Locate each line in the records containing "Nuovo". Copy it.

** Start of MATERIAL **

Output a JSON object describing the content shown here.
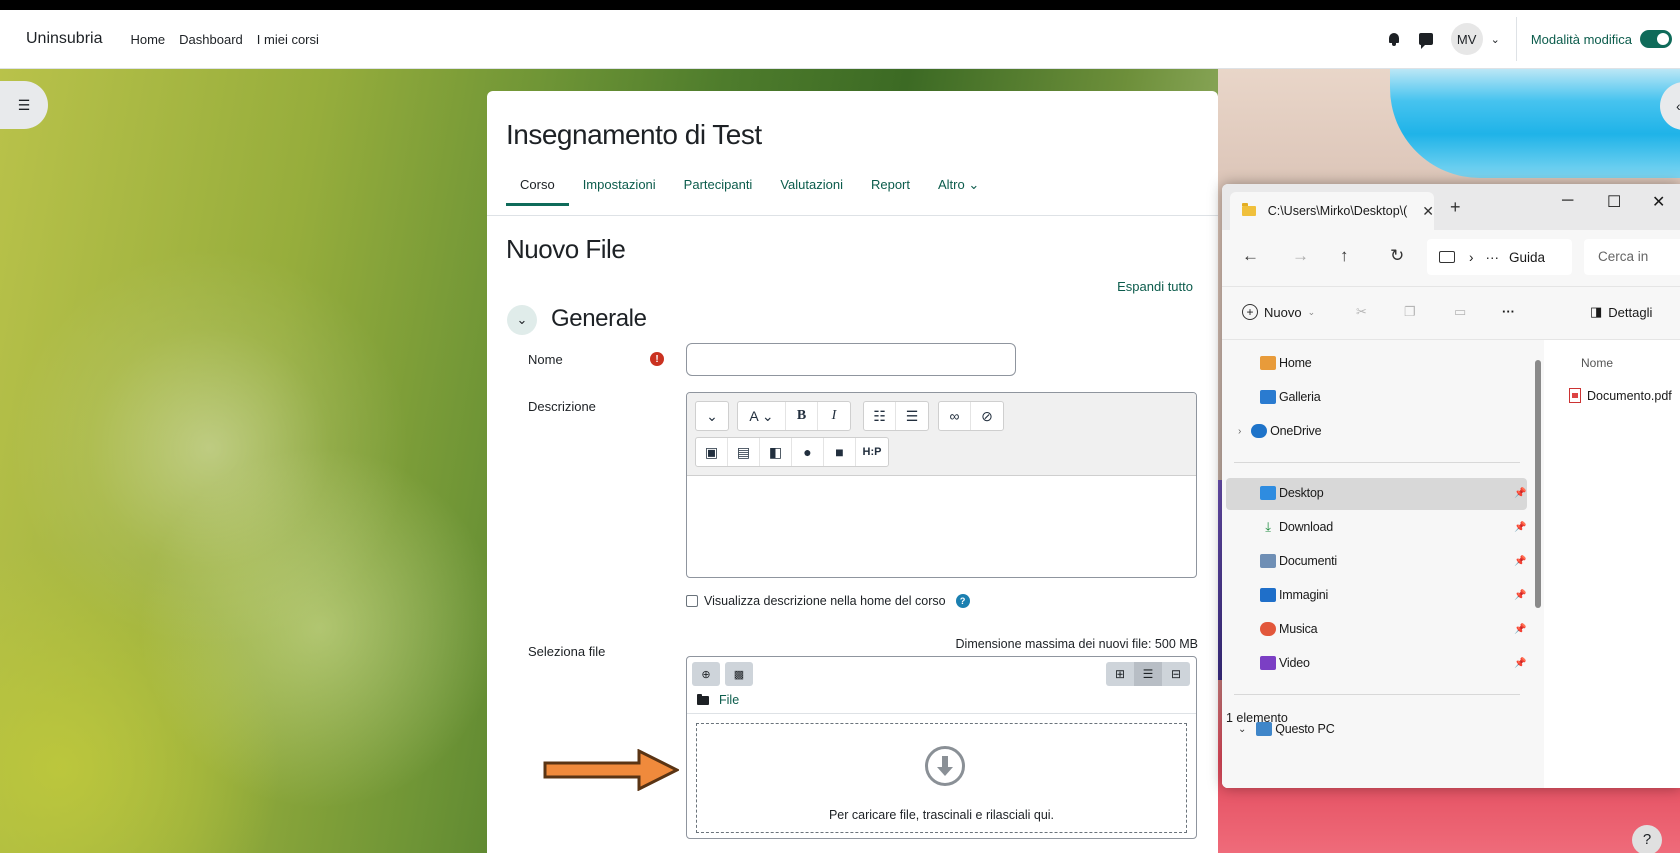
{
  "navbar": {
    "brand": "Uninsubria",
    "links": [
      "Home",
      "Dashboard",
      "I miei corsi"
    ],
    "avatar_initials": "MV",
    "edit_mode_label": "Modalità modifica",
    "edit_mode_on": true
  },
  "course": {
    "title": "Insegnamento di Test",
    "tabs": [
      "Corso",
      "Impostazioni",
      "Partecipanti",
      "Valutazioni",
      "Report",
      "Altro"
    ],
    "active_tab": "Corso"
  },
  "form": {
    "page_title": "Nuovo File",
    "expand_all": "Espandi tutto",
    "section_title": "Generale",
    "name_label": "Nome",
    "name_value": "",
    "description_label": "Descrizione",
    "show_description_label": "Visualizza descrizione nella home del corso",
    "select_file_label": "Seleziona file",
    "max_size_text": "Dimensione massima dei nuovi file: 500 MB",
    "file_path_label": "File",
    "dropzone_text": "Per caricare file, trascinali e rilasciali qui."
  },
  "editor": {
    "row1": [
      "⌄",
      "A⌄",
      "B",
      "I",
      "☰",
      "≡",
      "⊘",
      "⊗"
    ],
    "h5p_label": "H:P"
  },
  "explorer": {
    "tab_title": "C:\\Users\\Mirko\\Desktop\\(",
    "address_crumb": "Guida",
    "search_placeholder": "Cerca in",
    "new_label": "Nuovo",
    "details_label": "Dettagli",
    "nav_items": [
      {
        "label": "Home",
        "icon": "home-icon"
      },
      {
        "label": "Galleria",
        "icon": "gallery-icon"
      },
      {
        "label": "OneDrive",
        "icon": "cloud-icon"
      },
      {
        "label": "Desktop",
        "icon": "desktop-icon"
      },
      {
        "label": "Download",
        "icon": "download-icon"
      },
      {
        "label": "Documenti",
        "icon": "documents-icon"
      },
      {
        "label": "Immagini",
        "icon": "pictures-icon"
      },
      {
        "label": "Musica",
        "icon": "music-icon"
      },
      {
        "label": "Video",
        "icon": "video-icon"
      },
      {
        "label": "Questo PC",
        "icon": "pc-icon"
      }
    ],
    "column_name": "Nome",
    "file_name": "Documento.pdf",
    "status": "1 elemento"
  },
  "colors": {
    "brand_green": "#0f6b5a",
    "link_green": "#0c5c4c",
    "required_red": "#ca3120",
    "arrow_orange": "#f08a3c"
  }
}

** End of MATERIAL **

EXERCISE RESPONSE
    "page_title": "Nuovo File",
    "new_label": "Nuovo",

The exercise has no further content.